WHAT THIS TASK INVOLVES →
Check every line of the entries for "type", and copy the lines that hold it.

BEGIN TASK DATA

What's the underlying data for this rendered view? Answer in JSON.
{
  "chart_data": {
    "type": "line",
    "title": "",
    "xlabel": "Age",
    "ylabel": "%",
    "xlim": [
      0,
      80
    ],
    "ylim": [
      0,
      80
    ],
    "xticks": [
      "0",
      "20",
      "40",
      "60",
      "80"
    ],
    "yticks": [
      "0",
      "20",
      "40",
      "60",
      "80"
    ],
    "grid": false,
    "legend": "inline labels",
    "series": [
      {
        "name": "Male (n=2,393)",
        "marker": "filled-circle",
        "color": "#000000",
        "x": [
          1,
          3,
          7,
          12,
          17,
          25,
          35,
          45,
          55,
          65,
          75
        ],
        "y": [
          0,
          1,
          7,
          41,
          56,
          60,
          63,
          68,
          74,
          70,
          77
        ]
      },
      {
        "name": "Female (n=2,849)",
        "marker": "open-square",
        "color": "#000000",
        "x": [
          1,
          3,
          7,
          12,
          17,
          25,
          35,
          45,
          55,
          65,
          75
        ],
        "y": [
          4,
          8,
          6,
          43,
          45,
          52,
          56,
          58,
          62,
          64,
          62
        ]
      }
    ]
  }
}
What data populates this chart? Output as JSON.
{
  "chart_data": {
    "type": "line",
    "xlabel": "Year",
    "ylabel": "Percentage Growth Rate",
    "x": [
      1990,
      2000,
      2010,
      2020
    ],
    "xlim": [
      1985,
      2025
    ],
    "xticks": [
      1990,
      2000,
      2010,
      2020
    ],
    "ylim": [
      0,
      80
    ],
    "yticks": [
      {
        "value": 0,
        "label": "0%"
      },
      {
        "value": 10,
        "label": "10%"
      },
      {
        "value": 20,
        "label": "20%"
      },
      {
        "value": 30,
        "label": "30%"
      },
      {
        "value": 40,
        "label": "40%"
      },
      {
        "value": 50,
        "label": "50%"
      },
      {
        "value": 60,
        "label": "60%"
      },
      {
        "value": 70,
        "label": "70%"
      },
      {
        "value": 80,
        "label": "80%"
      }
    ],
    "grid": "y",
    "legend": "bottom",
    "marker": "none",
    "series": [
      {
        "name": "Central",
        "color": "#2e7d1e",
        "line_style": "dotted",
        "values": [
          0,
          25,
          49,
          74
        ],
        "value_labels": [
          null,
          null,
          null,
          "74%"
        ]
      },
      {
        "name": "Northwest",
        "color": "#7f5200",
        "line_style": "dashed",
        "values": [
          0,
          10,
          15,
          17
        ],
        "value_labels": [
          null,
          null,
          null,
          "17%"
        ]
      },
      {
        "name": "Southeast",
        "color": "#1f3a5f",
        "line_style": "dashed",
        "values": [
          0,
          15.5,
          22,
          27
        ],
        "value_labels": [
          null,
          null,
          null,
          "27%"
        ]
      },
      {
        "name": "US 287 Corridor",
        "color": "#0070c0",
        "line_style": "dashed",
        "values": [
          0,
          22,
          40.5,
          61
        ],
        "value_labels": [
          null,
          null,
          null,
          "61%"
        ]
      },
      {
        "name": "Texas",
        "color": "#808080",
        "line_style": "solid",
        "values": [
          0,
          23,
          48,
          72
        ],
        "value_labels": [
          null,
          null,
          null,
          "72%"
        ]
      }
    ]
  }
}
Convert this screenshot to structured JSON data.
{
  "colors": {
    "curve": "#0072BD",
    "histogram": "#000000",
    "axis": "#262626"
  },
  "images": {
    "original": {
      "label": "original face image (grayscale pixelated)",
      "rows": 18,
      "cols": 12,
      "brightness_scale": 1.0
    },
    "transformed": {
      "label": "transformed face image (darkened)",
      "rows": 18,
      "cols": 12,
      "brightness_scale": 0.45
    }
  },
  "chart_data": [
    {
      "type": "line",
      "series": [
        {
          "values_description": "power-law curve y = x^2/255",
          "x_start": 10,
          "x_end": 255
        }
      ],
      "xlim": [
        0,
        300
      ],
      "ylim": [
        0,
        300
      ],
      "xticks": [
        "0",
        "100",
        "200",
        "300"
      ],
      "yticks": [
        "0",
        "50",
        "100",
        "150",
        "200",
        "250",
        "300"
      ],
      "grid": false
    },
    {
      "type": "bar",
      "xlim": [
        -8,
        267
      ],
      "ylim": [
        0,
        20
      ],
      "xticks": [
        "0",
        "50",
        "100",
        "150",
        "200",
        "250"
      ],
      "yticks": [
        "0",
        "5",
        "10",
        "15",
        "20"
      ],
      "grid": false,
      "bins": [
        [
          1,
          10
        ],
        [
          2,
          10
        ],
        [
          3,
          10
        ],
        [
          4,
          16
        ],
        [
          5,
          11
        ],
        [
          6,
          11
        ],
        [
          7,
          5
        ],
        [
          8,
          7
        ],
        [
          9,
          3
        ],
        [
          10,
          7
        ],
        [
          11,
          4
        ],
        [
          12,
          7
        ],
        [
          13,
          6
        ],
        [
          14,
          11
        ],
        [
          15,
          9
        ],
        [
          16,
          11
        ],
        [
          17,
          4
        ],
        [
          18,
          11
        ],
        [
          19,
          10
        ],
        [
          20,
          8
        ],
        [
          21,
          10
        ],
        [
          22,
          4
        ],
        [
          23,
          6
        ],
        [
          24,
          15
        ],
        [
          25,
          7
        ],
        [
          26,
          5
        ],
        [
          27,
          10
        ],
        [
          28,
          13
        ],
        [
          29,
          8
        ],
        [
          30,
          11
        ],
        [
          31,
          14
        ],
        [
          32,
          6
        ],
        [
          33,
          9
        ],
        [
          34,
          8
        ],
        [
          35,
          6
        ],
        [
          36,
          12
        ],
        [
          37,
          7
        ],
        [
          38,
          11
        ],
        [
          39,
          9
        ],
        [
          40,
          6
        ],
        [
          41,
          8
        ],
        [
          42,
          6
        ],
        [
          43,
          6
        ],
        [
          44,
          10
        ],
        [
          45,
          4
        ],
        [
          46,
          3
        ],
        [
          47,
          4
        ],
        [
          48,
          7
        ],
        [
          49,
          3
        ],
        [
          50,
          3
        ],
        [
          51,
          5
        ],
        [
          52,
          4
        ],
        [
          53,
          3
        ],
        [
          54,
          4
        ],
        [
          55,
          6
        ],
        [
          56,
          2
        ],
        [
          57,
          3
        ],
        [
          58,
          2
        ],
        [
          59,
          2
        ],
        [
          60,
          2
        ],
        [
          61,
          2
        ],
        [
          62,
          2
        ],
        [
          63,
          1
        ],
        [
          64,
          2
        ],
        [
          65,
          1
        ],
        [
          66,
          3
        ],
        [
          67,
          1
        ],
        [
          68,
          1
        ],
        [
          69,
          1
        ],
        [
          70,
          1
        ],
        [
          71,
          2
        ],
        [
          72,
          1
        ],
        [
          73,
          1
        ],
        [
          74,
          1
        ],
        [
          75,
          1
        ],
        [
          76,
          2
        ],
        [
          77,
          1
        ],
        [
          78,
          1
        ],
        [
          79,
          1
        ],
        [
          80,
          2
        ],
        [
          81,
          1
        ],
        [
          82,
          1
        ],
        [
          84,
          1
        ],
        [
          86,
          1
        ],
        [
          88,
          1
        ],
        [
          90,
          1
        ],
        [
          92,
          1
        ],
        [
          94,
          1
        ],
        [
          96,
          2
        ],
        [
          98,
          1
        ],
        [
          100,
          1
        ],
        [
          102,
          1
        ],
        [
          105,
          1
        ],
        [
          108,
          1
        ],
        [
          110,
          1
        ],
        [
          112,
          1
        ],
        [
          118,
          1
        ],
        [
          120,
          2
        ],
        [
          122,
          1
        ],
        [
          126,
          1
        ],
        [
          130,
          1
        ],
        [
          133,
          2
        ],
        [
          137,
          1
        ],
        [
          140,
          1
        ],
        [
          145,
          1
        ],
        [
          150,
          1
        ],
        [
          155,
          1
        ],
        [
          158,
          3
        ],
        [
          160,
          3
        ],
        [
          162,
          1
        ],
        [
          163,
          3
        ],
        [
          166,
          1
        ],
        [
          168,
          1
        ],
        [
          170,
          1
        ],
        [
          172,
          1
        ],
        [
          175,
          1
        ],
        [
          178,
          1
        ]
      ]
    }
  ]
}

END TASK DATA

ANSWER →
    "type": "line",
    "type": "line",
      "type": "line",
      "type": "bar",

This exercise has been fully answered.